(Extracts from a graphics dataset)
((
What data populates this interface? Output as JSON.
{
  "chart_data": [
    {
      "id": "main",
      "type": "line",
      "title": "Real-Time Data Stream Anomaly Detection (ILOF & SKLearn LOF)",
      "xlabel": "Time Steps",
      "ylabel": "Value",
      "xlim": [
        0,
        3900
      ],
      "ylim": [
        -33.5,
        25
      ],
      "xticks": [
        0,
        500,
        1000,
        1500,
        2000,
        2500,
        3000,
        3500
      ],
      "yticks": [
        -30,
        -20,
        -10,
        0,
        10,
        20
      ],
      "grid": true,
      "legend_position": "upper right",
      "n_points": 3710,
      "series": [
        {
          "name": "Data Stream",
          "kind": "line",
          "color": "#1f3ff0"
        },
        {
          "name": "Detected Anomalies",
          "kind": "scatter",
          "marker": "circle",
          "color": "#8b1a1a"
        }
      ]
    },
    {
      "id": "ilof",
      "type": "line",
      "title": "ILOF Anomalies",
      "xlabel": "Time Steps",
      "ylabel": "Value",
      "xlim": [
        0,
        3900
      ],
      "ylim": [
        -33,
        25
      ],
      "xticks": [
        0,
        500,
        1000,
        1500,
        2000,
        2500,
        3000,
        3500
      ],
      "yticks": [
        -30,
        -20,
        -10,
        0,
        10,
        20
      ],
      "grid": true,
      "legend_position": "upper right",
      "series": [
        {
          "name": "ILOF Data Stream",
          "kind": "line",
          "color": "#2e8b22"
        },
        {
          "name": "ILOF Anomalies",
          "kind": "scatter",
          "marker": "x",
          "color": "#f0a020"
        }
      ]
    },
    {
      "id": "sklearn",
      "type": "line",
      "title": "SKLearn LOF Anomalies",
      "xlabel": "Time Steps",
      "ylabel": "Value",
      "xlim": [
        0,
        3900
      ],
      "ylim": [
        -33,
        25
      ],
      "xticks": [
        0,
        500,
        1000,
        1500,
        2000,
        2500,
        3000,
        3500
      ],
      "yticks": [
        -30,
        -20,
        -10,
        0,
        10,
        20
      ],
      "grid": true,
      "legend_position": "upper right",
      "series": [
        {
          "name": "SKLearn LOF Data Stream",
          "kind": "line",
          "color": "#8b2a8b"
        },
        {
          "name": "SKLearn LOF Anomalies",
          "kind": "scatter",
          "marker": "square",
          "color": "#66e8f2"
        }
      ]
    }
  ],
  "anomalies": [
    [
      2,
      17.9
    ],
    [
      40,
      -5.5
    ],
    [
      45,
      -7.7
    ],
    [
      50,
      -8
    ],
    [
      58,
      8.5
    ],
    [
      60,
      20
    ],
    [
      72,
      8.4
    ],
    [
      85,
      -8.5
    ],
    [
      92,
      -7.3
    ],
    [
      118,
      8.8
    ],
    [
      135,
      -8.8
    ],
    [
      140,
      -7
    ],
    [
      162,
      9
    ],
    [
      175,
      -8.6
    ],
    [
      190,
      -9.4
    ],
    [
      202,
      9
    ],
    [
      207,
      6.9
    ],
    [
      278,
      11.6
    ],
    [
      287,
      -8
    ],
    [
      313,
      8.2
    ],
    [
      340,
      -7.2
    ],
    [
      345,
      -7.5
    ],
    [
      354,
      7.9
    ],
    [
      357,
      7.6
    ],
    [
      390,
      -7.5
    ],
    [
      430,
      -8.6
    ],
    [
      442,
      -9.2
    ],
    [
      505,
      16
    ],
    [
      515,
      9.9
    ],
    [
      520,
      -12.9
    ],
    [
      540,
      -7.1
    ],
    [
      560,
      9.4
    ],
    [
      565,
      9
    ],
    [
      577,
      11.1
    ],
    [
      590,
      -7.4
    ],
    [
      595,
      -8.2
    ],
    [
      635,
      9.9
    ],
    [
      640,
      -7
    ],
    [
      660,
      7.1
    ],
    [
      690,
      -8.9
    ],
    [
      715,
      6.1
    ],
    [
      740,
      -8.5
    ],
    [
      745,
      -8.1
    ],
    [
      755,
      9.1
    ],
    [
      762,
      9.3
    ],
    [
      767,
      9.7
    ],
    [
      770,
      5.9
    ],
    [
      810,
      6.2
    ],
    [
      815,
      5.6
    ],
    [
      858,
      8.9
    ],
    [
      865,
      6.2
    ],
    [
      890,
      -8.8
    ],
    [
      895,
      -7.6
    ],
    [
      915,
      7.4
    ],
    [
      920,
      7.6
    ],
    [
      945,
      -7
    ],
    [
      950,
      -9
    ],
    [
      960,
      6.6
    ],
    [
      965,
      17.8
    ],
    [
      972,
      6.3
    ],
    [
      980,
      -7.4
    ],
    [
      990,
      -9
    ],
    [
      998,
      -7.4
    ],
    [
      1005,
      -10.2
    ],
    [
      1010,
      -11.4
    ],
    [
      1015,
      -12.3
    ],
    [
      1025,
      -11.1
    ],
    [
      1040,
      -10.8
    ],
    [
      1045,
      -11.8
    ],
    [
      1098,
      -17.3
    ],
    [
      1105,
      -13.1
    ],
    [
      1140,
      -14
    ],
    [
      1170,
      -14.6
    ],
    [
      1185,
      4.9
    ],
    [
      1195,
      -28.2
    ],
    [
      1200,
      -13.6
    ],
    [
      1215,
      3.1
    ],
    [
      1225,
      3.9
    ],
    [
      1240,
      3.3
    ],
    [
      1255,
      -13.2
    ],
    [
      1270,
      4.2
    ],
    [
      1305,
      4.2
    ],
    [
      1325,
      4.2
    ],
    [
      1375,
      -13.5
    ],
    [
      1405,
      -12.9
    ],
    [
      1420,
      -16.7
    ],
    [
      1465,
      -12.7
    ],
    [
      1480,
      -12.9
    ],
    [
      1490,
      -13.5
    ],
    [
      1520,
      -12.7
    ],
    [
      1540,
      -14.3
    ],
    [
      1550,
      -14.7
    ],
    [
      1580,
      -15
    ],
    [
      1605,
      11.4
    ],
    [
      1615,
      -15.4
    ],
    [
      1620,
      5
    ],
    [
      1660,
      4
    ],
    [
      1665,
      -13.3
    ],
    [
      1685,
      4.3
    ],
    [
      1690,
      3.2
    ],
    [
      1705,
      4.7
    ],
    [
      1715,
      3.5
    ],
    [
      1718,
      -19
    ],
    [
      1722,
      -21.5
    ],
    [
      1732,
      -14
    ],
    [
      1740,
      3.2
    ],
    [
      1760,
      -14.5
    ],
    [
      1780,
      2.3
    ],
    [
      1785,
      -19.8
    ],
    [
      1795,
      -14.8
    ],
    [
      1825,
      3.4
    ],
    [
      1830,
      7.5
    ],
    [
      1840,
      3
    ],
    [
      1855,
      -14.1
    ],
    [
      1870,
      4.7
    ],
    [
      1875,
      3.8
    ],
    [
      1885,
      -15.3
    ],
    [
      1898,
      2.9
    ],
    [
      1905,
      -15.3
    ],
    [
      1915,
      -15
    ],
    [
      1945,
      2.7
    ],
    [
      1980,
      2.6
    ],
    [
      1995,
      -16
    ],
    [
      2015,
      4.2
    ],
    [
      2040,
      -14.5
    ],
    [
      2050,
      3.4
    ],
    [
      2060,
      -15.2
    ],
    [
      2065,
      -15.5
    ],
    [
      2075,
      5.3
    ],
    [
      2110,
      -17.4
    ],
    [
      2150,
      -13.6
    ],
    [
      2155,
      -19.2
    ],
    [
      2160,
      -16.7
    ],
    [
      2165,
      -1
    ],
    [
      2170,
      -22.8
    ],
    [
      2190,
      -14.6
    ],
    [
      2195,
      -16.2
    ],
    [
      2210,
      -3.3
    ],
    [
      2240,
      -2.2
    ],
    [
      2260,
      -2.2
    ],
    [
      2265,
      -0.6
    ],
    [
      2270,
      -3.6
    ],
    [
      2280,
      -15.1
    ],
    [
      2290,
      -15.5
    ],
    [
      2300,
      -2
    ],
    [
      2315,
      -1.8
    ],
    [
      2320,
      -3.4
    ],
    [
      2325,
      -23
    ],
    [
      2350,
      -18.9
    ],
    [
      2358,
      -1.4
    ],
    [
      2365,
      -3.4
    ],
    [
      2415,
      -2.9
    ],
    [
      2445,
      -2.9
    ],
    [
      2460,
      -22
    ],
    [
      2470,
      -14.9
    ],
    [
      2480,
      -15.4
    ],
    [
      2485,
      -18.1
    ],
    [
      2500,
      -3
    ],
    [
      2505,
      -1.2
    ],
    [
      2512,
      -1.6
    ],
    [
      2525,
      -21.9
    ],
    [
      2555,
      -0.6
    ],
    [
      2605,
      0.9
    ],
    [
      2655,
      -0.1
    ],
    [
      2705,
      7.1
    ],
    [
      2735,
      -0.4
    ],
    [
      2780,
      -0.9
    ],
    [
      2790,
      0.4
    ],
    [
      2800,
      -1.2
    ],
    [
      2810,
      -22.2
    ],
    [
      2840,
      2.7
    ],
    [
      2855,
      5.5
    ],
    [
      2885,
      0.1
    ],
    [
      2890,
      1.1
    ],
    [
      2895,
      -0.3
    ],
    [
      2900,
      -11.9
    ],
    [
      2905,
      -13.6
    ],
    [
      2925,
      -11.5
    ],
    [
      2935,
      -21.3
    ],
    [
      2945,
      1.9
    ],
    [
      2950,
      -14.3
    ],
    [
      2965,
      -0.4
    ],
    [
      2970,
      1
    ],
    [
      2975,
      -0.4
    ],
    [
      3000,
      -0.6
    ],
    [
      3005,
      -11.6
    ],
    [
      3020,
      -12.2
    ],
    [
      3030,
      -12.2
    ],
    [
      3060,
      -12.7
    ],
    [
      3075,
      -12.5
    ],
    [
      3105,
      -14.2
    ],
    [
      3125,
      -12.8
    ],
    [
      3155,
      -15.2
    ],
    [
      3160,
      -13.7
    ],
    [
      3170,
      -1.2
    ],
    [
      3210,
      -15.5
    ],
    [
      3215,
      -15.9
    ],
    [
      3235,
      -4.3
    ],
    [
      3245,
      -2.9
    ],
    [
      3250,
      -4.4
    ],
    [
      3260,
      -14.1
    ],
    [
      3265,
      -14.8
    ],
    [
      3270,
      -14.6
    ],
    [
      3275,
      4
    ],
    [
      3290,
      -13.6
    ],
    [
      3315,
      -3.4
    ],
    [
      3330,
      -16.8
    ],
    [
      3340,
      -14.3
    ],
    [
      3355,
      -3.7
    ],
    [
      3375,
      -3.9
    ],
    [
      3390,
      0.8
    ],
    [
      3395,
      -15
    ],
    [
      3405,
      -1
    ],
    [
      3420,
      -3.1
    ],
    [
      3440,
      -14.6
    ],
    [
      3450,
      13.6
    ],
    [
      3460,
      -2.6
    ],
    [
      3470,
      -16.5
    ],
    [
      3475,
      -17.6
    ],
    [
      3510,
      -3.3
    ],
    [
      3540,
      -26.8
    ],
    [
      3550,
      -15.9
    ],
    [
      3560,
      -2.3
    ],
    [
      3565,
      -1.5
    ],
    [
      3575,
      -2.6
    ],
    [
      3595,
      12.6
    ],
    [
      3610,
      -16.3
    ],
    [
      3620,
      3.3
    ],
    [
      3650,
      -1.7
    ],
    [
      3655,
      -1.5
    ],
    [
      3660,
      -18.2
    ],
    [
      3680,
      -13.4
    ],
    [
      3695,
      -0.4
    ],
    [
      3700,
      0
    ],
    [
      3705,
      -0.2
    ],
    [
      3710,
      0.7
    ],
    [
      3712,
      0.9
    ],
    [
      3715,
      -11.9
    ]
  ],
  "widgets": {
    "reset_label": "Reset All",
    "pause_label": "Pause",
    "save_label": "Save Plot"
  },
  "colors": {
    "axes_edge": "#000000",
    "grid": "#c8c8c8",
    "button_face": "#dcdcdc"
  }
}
))
▶ **Written problem**:
Reproduce each line of the entries in which the word "Stream" is found.

▶ **Correct response**:
      "title": "Real-Time Data Stream Anomaly Detection (ILOF & SKLearn LOF)",
          "name": "Data Stream",
          "name": "ILOF Data Stream",
          "name": "SKLearn LOF Data Stream",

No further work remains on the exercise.